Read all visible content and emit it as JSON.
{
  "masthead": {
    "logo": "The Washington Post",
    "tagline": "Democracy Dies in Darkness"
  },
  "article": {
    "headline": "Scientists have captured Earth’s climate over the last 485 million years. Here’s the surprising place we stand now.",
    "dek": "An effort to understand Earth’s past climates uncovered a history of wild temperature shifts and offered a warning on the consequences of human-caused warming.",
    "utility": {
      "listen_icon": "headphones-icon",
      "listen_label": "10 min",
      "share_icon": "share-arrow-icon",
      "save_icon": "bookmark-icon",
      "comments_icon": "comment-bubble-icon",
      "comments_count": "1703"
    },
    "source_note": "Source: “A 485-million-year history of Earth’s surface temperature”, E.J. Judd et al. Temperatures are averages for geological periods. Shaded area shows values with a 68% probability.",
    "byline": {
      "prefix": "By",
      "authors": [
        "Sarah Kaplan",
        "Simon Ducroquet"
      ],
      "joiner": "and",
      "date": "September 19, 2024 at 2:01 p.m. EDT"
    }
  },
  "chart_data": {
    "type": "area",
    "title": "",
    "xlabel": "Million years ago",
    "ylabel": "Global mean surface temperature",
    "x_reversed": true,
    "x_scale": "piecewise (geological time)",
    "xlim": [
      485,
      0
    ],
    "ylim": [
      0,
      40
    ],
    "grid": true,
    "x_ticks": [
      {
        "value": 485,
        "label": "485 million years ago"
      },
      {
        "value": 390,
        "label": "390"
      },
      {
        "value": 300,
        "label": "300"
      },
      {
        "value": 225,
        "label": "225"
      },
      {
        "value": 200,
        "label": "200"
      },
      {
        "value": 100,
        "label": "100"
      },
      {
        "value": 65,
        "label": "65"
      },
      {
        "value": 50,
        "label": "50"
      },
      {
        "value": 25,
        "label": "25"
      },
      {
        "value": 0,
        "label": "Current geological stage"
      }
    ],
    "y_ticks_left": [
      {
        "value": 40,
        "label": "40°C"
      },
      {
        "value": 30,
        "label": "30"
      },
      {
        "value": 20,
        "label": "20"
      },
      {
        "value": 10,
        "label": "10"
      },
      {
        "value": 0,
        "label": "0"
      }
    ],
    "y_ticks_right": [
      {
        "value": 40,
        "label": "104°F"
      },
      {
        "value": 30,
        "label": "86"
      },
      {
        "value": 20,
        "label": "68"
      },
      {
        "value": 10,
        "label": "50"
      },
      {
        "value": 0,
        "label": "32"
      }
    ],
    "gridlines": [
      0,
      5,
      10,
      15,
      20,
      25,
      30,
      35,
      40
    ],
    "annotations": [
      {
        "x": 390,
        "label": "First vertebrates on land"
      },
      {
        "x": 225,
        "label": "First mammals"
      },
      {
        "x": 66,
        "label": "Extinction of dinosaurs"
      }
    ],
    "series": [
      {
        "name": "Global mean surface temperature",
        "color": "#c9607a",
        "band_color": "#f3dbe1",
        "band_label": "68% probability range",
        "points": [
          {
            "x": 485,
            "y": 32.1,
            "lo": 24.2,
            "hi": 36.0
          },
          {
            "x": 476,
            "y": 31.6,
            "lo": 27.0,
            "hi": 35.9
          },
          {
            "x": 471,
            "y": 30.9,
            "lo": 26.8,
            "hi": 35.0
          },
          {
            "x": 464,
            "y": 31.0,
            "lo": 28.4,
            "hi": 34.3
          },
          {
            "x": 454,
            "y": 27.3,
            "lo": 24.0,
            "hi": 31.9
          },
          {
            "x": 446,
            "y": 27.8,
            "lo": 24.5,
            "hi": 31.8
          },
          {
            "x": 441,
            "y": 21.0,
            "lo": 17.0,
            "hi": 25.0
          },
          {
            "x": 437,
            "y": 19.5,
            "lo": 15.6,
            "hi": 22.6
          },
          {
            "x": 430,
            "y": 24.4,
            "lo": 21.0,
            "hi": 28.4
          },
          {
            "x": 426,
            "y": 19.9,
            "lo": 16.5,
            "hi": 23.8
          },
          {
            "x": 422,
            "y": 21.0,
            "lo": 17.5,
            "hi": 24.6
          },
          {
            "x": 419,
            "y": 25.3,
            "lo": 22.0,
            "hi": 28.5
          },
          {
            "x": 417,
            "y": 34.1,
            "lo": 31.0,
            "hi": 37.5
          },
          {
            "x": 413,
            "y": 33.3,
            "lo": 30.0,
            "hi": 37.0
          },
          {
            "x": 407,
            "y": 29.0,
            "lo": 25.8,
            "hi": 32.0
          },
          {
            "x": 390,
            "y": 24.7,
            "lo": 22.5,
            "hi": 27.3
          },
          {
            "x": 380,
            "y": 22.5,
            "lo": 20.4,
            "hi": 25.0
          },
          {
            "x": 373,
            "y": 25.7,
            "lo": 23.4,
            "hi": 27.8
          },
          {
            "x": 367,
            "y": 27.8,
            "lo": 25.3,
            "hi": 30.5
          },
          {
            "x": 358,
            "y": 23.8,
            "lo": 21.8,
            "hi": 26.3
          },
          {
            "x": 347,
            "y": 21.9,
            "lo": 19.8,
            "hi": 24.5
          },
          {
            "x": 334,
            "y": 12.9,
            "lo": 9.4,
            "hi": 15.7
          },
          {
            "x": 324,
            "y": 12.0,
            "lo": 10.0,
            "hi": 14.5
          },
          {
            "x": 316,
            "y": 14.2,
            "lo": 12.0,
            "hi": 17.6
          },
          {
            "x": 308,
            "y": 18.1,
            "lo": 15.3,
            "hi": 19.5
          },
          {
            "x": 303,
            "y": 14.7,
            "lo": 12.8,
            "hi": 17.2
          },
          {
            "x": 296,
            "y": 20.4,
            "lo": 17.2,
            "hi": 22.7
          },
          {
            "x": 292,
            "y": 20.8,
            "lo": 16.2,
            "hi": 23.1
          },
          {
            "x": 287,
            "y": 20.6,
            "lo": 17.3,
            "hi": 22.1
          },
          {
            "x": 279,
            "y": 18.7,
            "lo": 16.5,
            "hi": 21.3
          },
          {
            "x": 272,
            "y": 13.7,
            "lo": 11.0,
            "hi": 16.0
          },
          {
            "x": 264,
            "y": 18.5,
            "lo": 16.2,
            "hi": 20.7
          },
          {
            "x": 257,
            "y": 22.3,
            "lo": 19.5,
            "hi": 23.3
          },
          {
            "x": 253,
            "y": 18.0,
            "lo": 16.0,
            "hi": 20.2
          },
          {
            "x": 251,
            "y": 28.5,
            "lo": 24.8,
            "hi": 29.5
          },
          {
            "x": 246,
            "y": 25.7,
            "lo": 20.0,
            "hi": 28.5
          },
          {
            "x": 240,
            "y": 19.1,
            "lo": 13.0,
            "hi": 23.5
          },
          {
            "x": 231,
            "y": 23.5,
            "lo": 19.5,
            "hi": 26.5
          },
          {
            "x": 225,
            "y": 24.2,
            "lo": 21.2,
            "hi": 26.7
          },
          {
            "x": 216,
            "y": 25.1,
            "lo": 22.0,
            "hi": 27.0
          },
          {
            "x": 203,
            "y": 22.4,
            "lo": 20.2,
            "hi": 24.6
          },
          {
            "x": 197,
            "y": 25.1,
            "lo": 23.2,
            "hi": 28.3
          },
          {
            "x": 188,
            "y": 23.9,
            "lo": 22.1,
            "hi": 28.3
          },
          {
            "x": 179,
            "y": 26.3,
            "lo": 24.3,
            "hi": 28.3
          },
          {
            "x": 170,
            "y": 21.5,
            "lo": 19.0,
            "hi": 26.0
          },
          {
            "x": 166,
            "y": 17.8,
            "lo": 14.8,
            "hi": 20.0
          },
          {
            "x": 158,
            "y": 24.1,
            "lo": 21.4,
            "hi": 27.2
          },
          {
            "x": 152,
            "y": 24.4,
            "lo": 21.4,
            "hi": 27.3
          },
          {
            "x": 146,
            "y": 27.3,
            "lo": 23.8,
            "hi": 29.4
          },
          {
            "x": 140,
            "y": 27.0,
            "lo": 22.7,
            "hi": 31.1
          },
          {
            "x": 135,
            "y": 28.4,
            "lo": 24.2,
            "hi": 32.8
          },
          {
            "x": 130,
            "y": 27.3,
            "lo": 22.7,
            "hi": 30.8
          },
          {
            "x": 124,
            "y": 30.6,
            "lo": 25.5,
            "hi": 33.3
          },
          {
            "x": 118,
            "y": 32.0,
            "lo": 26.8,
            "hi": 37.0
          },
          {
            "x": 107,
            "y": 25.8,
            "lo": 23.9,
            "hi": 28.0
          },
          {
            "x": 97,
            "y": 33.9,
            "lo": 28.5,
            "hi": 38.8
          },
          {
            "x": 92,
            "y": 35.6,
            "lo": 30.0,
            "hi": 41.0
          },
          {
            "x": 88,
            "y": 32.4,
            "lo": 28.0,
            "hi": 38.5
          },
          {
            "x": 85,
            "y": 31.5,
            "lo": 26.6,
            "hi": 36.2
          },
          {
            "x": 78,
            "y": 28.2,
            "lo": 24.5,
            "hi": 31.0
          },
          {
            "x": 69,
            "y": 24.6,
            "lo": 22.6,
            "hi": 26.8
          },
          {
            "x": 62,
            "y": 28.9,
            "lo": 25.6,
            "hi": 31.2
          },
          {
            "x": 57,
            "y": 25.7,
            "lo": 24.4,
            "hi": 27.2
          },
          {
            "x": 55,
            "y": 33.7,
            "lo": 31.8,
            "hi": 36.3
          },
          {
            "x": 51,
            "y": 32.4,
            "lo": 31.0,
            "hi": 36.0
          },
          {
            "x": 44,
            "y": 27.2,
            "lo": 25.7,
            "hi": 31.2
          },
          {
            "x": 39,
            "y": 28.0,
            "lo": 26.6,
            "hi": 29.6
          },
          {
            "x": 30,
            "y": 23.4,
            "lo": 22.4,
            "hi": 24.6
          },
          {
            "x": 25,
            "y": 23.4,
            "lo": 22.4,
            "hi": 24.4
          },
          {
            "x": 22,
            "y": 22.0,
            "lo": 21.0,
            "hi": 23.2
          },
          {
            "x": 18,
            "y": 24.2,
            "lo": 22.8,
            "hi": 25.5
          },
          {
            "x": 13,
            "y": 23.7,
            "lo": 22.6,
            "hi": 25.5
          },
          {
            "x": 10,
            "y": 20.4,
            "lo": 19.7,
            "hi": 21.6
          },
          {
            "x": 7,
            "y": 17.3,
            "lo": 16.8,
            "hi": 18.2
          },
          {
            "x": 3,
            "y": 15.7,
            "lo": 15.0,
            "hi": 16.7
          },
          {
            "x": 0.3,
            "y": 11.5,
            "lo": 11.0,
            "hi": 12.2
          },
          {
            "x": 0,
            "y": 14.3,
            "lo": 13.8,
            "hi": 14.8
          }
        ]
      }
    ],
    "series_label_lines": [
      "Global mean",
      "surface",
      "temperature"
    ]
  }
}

==

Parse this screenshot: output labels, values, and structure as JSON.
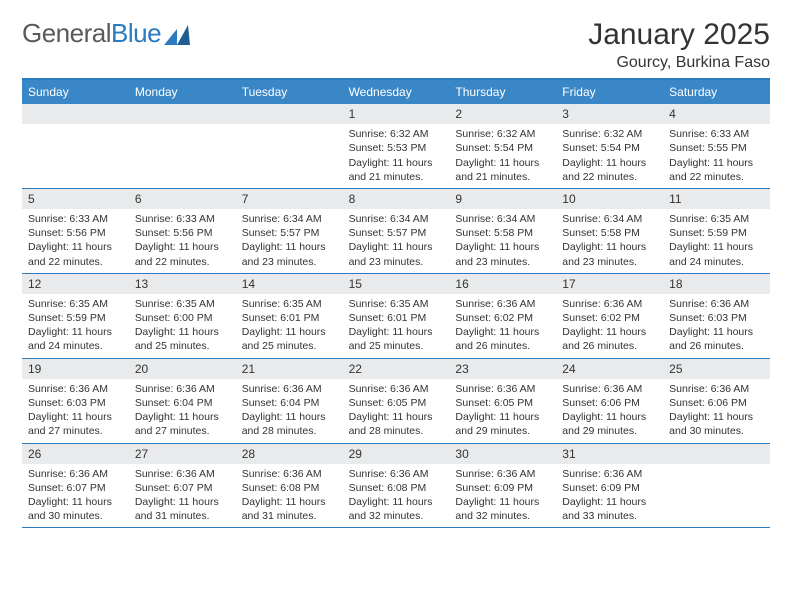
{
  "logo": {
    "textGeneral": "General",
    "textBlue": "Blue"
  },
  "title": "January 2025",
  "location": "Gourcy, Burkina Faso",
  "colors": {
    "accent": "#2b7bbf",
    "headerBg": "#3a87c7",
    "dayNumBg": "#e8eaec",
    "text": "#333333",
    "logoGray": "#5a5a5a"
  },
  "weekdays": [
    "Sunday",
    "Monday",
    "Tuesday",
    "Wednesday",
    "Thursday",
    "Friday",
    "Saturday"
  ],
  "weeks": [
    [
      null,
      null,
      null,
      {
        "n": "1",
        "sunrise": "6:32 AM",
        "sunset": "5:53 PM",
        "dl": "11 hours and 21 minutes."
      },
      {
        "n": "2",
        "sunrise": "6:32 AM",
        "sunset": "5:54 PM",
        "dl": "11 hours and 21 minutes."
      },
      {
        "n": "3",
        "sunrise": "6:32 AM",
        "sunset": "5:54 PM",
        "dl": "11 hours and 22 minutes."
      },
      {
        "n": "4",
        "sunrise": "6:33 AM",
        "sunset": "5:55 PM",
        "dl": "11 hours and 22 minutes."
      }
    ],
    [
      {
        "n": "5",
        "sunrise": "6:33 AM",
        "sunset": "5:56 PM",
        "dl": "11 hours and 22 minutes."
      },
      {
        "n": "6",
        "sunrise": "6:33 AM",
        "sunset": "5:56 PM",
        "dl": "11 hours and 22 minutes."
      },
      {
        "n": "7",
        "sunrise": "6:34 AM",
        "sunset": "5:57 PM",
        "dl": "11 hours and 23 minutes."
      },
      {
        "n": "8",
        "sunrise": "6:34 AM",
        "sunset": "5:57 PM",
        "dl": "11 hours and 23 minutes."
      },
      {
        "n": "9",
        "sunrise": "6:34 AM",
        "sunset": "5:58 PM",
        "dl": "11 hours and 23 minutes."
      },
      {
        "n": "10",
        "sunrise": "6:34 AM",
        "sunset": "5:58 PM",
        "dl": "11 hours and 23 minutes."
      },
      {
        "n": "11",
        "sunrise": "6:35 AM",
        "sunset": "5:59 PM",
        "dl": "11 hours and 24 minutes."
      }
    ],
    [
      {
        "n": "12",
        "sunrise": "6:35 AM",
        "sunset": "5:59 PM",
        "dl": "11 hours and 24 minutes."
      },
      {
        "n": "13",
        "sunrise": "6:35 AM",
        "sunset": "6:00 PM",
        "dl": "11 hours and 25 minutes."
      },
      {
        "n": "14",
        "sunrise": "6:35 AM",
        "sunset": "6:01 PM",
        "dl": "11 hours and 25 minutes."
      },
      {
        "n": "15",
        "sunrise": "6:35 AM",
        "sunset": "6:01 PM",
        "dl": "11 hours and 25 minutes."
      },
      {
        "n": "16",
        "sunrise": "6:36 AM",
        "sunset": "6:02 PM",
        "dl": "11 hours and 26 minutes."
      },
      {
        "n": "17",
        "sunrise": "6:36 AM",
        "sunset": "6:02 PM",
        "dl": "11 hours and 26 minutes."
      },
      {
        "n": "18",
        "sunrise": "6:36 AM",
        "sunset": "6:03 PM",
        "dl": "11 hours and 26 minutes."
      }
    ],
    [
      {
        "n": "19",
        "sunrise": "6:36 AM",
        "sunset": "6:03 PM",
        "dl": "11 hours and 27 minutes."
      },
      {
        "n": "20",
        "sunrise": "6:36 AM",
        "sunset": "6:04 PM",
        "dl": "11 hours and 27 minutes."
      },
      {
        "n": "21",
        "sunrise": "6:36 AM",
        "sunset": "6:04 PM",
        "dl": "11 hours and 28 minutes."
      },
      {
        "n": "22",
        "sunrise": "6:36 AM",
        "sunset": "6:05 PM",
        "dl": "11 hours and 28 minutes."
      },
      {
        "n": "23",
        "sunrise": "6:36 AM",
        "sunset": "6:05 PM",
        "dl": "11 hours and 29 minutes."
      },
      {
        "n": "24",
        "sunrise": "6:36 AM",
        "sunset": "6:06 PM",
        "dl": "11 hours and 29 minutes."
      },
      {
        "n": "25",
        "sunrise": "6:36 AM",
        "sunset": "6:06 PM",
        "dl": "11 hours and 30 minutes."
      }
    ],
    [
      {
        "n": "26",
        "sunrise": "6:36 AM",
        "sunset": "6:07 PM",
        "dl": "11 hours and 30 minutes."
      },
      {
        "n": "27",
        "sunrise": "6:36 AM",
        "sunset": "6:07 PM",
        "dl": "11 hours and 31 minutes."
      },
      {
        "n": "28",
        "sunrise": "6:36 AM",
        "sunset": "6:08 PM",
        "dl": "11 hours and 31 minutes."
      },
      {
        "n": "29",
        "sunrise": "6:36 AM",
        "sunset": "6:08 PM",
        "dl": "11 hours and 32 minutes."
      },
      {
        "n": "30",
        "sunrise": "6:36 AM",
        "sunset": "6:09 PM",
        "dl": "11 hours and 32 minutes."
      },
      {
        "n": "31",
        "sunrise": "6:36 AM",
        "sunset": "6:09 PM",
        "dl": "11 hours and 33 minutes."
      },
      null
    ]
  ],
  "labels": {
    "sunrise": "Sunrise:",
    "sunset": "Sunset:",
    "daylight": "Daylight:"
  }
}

** Instructions for the task **
Report how many lines of the listing above include the word "history". Say nothing but the number.

** Exercise output **
2